Stored data
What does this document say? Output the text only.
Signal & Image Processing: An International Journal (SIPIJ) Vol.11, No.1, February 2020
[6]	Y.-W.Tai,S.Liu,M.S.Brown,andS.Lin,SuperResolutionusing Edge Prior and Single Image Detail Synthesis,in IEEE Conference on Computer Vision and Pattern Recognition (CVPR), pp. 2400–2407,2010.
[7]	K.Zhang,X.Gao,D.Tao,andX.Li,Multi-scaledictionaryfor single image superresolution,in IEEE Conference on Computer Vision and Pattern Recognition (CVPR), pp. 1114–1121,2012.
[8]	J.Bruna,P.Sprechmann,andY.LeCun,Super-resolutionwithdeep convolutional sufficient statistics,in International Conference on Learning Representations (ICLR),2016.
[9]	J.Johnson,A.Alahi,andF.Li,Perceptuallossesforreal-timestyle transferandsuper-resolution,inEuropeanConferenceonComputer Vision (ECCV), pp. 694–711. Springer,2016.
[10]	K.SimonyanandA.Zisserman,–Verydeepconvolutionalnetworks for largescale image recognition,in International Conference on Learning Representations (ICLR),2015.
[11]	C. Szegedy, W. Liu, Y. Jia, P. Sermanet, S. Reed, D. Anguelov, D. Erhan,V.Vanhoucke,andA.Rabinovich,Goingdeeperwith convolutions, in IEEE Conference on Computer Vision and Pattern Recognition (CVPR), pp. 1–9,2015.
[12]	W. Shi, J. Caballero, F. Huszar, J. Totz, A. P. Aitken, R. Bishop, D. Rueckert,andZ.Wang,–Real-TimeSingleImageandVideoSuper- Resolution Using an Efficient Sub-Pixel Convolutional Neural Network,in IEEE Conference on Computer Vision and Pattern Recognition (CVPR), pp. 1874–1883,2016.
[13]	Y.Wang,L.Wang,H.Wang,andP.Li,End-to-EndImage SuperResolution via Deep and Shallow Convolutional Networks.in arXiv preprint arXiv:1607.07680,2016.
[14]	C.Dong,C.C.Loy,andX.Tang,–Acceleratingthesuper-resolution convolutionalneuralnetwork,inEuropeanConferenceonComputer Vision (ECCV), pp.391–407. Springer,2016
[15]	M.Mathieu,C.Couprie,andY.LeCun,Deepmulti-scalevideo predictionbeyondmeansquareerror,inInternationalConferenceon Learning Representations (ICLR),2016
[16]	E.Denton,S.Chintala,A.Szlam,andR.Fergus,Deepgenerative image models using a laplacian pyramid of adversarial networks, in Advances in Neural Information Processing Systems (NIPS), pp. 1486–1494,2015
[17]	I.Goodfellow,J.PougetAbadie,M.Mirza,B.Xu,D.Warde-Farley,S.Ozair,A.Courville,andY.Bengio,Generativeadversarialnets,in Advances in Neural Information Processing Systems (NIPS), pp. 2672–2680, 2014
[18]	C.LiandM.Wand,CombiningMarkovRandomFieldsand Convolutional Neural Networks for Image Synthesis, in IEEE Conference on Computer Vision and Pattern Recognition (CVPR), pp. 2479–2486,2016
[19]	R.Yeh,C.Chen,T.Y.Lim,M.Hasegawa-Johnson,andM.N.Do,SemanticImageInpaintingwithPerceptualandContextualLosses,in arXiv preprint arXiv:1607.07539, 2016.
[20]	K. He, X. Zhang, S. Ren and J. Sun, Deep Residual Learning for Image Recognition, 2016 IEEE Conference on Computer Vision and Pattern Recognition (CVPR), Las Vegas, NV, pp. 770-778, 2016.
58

Set exercise
Return the listing above word for word.

Output below
What does this document say? Output the text only.
Signal & Image Processing: An International Journal (SIPIJ) Vol.11, No.1, February 2020
[6]	Y.-W.Tai,S.Liu,M.S.Brown,andS.Lin,SuperResolutionusing Edge Prior and Single Image Detail Synthesis,in IEEE Conference on Computer Vision and Pattern Recognition (CVPR), pp. 2400–2407,2010.
[7]	K.Zhang,X.Gao,D.Tao,andX.Li,Multi-scaledictionaryfor single image superresolution,in IEEE Conference on Computer Vision and Pattern Recognition (CVPR), pp. 1114–1121,2012.
[8]	J.Bruna,P.Sprechmann,andY.LeCun,Super-resolutionwithdeep convolutional sufficient statistics,in International Conference on Learning Representations (ICLR),2016.
[9]	J.Johnson,A.Alahi,andF.Li,Perceptuallossesforreal-timestyle transferandsuper-resolution,inEuropeanConferenceonComputer Vision (ECCV), pp. 694–711. Springer,2016.
[10]	K.SimonyanandA.Zisserman,–Verydeepconvolutionalnetworks for largescale image recognition,in International Conference on Learning Representations (ICLR),2015.
[11]	C. Szegedy, W. Liu, Y. Jia, P. Sermanet, S. Reed, D. Anguelov, D. Erhan,V.Vanhoucke,andA.Rabinovich,Goingdeeperwith convolutions, in IEEE Conference on Computer Vision and Pattern Recognition (CVPR), pp. 1–9,2015.
[12]	W. Shi, J. Caballero, F. Huszar, J. Totz, A. P. Aitken, R. Bishop, D. Rueckert,andZ.Wang,–Real-TimeSingleImageandVideoSuper- Resolution Using an Efficient Sub-Pixel Convolutional Neural Network,in IEEE Conference on Computer Vision and Pattern Recognition (CVPR), pp. 1874–1883,2016.
[13]	Y.Wang,L.Wang,H.Wang,andP.Li,End-to-EndImage SuperResolution via Deep and Shallow Convolutional Networks.in arXiv preprint arXiv:1607.07680,2016.
[14]	C.Dong,C.C.Loy,andX.Tang,–Acceleratingthesuper-resolution convolutionalneuralnetwork,inEuropeanConferenceonComputer Vision (ECCV), pp.391–407. Springer,2016
[15]	M.Mathieu,C.Couprie,andY.LeCun,Deepmulti-scalevideo predictionbeyondmeansquareerror,inInternationalConferenceon Learning Representations (ICLR),2016
[16]	E.Denton,S.Chintala,A.Szlam,andR.Fergus,Deepgenerative image models using a laplacian pyramid of adversarial networks, in Advances in Neural Information Processing Systems (NIPS), pp. 1486–1494,2015
[17]	I.Goodfellow,J.PougetAbadie,M.Mirza,B.Xu,D.Warde-Farley,S.Ozair,A.Courville,andY.Bengio,Generativeadversarialnets,in Advances in Neural Information Processing Systems (NIPS), pp. 2672–2680, 2014
[18]	C.LiandM.Wand,CombiningMarkovRandomFieldsand Convolutional Neural Networks for Image Synthesis, in IEEE Conference on Computer Vision and Pattern Recognition (CVPR), pp. 2479–2486,2016
[19]	R.Yeh,C.Chen,T.Y.Lim,M.Hasegawa-Johnson,andM.N.Do,SemanticImageInpaintingwithPerceptualandContextualLosses,in arXiv preprint arXiv:1607.07539, 2016.
[20]	K. He, X. Zhang, S. Ren and J. Sun, Deep Residual Learning for Image Recognition, 2016 IEEE Conference on Computer Vision and Pattern Recognition (CVPR), Las Vegas, NV, pp. 770-778, 2016.
58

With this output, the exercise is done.